**Что сделать:**
A. Какой урок назван первым в отрывке о российской политике на Украине?
B. Продолжите отрывок о российской политике на Украине сразу после его последнего предложения.

**Фрагмент текста:**
В современных условиях Россия может что-нибудь для себя выиграть в том случае, если она найдет те пункты в повестке дня, по которым сотрудничество будет интересно и определенным западным партнерам. Я бы не сказал, что таких договоренностей совсем не проглядывается. Мне кажется, что в определенной сфере они есть.
Смотрите, если мы будем говорить, какие уроки извлечены из той катастрофы, которая постигла российскую политику на Украине в 2004 г. Я бы сказал, два главных урока. Первый урок – экономизация способов влияния. Посмотрите, сегодня это прежде всего проблема энергоносителей, это "Газпром". И это принципиально важно. Потому что, если мы спорим о цене на газ, о тарифах на транзит со всеми вытекающими отсюда последствиями для этих стран, то это легитимный, как любит повторять Путин, спор хозяйствующих субъектов. И те или иные договоренности заключаются между этими субъектами, и они легитимны с международной точки зрения.

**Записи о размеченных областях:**
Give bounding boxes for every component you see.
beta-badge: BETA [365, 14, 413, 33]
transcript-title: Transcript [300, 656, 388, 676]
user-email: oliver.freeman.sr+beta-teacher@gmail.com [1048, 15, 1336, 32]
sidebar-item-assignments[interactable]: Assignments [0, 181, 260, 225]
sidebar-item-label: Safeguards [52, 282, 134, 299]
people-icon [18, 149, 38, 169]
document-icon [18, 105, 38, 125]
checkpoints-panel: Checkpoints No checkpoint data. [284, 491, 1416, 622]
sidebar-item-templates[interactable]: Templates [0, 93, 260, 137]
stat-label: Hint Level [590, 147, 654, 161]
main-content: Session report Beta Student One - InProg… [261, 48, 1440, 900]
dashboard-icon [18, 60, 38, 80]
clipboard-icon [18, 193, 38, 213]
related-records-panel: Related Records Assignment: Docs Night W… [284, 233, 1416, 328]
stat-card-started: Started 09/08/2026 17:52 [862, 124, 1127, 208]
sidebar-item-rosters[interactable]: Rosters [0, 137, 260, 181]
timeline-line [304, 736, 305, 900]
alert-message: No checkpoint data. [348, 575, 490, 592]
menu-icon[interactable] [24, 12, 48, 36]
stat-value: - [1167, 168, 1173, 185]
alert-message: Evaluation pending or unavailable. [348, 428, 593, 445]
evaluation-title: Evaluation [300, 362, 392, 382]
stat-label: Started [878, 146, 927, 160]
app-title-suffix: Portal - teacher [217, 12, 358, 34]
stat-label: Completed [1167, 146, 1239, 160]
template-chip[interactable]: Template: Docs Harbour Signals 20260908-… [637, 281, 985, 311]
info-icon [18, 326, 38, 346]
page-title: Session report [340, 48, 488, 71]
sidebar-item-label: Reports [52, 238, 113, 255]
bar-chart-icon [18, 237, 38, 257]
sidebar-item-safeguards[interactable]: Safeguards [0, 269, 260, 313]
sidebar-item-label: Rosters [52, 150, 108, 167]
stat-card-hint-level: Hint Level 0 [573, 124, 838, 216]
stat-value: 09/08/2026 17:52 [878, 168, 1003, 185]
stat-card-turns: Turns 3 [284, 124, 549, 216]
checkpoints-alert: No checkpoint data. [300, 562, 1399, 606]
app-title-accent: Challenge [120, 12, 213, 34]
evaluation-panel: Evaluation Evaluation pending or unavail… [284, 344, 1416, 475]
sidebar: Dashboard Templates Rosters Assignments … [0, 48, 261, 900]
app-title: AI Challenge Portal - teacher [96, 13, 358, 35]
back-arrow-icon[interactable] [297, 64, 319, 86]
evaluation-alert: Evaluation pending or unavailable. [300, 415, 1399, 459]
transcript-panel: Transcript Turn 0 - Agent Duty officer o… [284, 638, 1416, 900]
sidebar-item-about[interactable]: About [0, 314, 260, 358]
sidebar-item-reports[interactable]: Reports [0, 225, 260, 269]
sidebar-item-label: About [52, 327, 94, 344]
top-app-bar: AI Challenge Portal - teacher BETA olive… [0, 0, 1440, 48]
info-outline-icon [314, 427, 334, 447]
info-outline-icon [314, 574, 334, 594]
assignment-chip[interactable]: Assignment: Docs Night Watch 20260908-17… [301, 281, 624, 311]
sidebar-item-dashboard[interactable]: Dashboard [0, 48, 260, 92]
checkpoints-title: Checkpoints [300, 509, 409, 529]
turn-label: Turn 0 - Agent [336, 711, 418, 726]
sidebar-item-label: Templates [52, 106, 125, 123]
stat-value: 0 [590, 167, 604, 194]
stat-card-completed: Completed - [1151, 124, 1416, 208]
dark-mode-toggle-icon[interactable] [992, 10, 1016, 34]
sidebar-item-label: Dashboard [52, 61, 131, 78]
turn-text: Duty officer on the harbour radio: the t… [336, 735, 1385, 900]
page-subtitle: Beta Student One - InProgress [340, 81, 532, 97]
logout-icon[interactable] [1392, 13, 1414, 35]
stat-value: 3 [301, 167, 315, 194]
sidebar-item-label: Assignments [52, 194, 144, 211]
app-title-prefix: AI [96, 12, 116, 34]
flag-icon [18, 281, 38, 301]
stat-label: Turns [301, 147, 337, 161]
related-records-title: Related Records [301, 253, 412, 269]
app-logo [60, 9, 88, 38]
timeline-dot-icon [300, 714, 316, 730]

**Ответы к заданиям:**
A. Экономизация способов влияния.

B.
Теперь посмотрим, в чем интерес "Газпрома", помимо большой трубы, объемов газа и его цены. Это то, что называется красивым словом retail. Для того чтобы получить большую, настоящую, реальную прибыль, надо войти на рынки розничной торговли энергоносителей. Как это делает "Газпром", как он старается это делать? Посмотрите на Прибалтику. При том, что Прибалтика очень антироссийская, они там стоят насмерть, как Брестская крепость, газовый рынок Прибалтики уже целиком принадлежит кому? Нет, не одному "Газпрому", но и "Газпрому" в том числе в консорциуме с немецкими компаниями. Т.е. крупные газовые и нефтяные игроки Германии и России о чем-то очень существенном договорились. Символом этого (только символом!) является новое трудоустройство Герхарда Шредера. Последствия – очень серьезные.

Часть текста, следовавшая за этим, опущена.